### PROBLEM REQUIREMENTS
Review the listing and copy each line that holds the word "BNTrainingReduceGrad".

+++ DATASET EXCERPTS +++

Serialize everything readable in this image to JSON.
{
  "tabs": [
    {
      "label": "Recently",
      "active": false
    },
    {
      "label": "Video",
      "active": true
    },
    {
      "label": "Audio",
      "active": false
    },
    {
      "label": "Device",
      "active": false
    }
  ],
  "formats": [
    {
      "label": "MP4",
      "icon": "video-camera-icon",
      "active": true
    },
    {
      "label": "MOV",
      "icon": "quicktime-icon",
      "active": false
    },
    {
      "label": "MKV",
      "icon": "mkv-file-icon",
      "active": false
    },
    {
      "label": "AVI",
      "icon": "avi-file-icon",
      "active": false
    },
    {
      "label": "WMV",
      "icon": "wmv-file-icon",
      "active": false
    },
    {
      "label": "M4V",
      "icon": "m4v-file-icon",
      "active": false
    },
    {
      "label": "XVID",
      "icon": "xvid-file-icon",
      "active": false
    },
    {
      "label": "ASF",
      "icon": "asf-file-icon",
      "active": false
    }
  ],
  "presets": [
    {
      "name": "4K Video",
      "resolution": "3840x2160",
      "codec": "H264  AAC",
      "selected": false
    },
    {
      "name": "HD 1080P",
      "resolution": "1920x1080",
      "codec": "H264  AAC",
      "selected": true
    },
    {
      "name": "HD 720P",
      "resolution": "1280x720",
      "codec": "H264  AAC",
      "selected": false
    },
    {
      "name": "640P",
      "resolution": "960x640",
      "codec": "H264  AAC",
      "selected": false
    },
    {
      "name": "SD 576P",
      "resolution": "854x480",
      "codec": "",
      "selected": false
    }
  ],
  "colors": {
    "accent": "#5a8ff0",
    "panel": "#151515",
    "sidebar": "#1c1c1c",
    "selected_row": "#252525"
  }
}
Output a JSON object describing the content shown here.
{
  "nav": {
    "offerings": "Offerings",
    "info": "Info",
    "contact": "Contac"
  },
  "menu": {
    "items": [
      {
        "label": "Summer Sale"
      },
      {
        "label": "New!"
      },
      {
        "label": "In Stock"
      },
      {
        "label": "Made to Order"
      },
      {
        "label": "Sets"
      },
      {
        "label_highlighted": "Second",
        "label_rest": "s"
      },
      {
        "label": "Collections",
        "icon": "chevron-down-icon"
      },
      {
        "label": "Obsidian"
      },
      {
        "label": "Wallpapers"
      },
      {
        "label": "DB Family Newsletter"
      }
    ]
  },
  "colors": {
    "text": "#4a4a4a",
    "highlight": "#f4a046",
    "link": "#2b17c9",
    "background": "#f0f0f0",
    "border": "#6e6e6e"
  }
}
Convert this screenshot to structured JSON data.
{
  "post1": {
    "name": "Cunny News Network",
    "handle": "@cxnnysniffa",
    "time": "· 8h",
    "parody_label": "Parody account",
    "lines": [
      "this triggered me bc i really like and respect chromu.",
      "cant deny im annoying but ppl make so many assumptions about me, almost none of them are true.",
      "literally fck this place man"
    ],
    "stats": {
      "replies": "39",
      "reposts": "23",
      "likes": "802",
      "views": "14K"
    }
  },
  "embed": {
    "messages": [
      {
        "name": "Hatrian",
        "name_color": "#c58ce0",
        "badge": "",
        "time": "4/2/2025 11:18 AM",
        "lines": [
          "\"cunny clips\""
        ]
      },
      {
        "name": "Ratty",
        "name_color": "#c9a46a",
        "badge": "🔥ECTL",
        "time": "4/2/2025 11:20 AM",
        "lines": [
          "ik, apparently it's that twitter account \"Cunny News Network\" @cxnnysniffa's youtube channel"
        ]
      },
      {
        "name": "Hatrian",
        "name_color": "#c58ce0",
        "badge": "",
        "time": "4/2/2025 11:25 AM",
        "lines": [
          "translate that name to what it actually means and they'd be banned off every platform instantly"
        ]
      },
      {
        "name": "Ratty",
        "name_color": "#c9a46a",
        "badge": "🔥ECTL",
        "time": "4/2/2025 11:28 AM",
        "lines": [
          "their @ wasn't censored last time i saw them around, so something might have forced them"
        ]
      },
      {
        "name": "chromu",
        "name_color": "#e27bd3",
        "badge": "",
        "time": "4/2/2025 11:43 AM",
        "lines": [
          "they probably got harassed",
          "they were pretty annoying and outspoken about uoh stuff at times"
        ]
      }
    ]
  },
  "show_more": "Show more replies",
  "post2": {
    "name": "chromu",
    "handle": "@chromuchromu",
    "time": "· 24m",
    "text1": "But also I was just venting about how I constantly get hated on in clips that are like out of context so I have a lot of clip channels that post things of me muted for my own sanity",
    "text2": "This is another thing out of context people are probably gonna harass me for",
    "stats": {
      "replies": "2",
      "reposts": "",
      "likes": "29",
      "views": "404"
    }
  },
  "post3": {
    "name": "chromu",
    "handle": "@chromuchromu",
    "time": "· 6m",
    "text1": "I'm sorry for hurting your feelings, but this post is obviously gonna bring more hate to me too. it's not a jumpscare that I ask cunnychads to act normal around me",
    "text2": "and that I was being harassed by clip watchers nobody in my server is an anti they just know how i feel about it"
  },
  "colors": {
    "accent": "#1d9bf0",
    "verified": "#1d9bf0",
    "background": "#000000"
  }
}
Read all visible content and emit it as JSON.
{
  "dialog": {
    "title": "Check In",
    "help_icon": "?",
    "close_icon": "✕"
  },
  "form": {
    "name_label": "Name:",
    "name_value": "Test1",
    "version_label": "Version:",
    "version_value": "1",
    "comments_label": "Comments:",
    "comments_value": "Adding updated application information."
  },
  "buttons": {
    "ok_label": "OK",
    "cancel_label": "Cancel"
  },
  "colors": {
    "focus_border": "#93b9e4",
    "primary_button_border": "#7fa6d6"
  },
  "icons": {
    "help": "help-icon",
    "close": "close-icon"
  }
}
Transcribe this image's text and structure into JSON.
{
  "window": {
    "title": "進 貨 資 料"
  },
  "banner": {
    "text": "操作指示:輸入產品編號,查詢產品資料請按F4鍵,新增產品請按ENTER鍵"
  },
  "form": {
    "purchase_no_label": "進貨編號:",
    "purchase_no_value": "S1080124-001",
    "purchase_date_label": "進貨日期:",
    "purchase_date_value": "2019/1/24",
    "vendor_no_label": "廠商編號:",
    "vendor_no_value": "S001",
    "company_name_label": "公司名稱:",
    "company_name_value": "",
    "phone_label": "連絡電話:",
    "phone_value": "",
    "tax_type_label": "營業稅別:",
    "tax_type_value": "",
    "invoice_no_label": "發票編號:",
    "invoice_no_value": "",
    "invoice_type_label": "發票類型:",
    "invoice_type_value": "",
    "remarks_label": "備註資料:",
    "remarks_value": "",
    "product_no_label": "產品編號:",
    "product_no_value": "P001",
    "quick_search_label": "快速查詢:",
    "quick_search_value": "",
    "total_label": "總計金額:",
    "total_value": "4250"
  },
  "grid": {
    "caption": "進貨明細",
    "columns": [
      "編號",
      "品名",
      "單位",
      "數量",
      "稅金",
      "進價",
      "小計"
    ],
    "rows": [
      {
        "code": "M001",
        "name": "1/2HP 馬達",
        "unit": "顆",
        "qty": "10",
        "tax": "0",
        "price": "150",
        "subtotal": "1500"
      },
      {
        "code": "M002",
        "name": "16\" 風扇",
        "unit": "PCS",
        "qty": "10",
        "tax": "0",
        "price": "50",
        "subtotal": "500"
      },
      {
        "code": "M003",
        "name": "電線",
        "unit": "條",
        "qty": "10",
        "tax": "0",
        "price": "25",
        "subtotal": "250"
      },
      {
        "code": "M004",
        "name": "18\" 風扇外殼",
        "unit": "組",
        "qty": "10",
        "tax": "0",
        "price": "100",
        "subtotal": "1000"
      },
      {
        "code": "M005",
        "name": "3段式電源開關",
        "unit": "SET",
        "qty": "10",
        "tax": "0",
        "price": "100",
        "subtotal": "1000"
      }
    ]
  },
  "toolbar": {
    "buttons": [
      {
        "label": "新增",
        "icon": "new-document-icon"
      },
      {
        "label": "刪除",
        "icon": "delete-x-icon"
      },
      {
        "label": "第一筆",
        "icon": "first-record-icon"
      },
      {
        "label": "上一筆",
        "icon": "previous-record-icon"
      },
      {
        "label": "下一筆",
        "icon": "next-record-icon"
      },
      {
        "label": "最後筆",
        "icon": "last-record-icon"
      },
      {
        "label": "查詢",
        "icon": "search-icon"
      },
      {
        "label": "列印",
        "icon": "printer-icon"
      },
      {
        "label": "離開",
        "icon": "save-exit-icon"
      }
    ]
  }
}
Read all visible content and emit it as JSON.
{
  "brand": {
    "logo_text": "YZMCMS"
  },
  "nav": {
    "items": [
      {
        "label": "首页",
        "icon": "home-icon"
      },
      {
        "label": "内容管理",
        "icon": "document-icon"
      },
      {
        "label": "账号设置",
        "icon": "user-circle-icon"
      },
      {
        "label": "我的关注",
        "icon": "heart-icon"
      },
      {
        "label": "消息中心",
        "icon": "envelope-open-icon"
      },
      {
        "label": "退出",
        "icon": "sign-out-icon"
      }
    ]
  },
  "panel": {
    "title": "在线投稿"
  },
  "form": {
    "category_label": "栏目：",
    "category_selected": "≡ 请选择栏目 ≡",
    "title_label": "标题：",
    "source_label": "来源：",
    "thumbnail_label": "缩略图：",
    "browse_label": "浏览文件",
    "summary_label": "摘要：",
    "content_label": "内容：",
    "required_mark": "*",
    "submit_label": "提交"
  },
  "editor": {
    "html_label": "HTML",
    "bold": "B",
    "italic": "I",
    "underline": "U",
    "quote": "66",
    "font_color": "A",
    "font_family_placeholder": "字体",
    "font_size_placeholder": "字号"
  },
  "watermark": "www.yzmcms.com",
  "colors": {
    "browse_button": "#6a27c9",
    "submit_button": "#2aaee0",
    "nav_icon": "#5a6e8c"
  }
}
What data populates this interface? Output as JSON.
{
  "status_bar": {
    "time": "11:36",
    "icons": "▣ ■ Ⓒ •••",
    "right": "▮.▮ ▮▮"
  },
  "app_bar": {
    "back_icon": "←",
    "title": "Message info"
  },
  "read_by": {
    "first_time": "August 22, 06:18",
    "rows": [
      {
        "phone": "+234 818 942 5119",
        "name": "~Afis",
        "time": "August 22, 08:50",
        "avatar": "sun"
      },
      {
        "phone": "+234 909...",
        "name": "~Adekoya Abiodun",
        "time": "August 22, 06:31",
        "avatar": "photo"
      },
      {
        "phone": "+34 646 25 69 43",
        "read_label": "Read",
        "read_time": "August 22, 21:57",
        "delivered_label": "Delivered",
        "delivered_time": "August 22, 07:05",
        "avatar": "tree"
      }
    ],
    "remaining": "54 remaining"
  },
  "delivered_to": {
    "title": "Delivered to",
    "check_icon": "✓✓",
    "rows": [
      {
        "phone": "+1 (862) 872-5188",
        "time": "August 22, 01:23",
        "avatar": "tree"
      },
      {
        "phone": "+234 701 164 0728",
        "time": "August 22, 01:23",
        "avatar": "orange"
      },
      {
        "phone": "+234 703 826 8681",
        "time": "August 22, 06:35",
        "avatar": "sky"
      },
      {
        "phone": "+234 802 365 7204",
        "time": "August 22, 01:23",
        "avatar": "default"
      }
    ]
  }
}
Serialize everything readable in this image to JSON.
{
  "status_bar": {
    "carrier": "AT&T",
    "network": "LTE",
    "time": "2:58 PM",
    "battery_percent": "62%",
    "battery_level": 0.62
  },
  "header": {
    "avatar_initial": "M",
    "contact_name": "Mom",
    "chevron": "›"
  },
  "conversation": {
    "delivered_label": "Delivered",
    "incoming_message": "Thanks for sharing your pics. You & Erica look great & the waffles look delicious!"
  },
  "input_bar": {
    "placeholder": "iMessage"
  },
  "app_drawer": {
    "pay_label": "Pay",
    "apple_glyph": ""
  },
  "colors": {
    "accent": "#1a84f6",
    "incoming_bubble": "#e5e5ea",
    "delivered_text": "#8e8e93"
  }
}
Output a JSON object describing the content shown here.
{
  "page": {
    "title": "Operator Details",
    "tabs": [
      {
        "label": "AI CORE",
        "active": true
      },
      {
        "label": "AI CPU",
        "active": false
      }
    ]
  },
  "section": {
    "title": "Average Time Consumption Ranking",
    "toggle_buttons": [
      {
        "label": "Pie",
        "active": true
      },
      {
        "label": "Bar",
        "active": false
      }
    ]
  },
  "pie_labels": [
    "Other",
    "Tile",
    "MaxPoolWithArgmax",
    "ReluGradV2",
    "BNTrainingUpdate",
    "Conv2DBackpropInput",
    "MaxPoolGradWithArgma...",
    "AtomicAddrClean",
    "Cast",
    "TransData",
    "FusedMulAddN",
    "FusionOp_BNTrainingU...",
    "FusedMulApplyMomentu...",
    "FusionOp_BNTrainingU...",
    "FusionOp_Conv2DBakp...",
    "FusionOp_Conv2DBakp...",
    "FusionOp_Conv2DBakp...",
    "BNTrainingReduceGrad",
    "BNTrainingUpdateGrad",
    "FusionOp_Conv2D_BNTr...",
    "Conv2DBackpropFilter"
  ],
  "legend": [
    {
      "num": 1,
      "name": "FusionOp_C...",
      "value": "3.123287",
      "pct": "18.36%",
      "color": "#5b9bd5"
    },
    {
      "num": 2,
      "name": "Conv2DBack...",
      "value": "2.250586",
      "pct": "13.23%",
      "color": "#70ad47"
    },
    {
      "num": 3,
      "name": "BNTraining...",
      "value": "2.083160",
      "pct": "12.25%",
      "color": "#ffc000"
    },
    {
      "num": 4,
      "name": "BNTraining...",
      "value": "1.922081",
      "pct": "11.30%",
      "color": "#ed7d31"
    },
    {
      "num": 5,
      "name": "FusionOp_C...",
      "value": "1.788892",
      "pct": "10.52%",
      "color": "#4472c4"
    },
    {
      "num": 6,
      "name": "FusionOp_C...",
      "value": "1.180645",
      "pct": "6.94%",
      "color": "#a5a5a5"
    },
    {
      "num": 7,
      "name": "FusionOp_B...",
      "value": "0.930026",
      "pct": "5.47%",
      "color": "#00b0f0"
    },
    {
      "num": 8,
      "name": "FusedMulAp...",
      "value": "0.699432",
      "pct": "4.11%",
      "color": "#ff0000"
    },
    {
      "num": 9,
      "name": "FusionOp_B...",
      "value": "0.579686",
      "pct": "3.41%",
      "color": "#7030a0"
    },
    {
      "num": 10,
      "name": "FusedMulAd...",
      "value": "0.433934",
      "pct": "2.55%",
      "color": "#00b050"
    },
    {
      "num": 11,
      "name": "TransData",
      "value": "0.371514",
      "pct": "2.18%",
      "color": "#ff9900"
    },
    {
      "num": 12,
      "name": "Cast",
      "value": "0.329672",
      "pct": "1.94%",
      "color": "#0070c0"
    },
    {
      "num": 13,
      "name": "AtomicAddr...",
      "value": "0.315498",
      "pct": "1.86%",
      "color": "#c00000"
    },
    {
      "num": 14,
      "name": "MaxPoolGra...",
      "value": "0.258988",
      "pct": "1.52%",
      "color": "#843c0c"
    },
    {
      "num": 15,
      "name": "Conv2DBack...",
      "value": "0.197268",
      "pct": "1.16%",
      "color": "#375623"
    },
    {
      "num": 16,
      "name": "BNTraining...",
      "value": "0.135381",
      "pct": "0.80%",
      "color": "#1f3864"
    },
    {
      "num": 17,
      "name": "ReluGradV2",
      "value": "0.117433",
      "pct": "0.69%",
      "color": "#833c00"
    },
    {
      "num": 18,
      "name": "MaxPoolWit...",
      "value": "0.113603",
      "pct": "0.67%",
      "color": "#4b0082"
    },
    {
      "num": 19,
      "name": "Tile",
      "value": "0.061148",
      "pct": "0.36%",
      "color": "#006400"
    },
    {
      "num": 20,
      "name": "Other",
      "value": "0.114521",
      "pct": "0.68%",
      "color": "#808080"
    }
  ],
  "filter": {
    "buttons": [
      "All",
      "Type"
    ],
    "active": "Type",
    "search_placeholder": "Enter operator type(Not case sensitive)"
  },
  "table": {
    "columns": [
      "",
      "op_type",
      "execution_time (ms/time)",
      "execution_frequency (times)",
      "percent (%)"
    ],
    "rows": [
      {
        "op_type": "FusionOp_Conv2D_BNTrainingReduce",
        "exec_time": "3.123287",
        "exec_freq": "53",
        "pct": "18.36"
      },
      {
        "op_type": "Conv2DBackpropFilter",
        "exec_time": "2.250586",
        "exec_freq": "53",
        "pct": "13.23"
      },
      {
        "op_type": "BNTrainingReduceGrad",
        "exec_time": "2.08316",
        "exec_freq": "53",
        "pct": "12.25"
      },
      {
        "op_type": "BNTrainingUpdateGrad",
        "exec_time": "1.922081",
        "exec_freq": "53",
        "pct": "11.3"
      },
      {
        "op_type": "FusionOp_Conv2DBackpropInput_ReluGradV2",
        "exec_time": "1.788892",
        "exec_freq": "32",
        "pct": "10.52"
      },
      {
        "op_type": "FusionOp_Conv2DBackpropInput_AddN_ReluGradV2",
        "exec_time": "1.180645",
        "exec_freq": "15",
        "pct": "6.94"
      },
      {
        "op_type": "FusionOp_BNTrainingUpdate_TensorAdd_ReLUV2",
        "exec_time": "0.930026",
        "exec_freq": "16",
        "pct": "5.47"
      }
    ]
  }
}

+++

### ANSWER TO THIS EXERCISE
    "BNTrainingReduceGrad",
        "op_type": "BNTrainingReduceGrad",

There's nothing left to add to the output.